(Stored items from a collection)
========================================================================
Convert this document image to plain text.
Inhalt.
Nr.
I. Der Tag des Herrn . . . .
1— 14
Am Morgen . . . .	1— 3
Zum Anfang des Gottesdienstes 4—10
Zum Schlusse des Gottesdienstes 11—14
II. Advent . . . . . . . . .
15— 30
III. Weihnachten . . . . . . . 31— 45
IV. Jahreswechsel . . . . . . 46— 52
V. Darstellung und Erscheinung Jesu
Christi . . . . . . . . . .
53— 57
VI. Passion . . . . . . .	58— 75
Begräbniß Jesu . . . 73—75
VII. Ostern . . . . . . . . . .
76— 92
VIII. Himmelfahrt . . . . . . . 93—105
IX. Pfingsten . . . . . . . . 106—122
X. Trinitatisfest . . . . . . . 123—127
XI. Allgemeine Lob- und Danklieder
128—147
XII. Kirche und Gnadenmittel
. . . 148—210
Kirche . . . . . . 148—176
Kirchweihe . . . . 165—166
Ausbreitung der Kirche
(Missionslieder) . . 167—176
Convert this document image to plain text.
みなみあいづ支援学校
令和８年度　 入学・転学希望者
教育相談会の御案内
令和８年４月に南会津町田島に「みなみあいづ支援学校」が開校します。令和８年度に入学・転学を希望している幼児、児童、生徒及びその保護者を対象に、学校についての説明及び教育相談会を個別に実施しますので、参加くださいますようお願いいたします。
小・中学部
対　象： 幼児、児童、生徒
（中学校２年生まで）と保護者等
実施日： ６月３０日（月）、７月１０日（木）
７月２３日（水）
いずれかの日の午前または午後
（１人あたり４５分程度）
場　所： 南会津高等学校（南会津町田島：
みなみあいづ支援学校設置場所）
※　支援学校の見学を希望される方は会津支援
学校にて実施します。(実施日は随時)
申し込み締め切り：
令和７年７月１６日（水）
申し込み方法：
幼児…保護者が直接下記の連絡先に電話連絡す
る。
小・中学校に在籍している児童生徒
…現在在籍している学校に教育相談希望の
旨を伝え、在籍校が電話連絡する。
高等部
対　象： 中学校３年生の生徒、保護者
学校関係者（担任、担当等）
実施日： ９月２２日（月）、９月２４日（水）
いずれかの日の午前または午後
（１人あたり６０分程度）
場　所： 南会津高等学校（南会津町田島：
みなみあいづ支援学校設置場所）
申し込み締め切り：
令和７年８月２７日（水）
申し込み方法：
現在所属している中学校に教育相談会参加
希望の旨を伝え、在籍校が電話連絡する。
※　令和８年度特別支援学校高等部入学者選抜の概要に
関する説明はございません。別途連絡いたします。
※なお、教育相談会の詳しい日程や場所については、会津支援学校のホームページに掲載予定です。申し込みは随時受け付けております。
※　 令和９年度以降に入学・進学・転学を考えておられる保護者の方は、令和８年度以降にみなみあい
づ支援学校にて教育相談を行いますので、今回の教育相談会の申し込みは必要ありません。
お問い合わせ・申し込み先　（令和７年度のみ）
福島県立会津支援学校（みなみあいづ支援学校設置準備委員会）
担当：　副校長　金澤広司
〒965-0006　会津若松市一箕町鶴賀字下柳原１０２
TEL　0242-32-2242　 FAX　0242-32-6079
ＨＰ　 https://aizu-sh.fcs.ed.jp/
========================================================================
In the records above, find the lines containing "在籍校が電話連絡する" and copy them.

旨を伝え、在籍校が電話連絡する。
希望の旨を伝え、在籍校が電話連絡する。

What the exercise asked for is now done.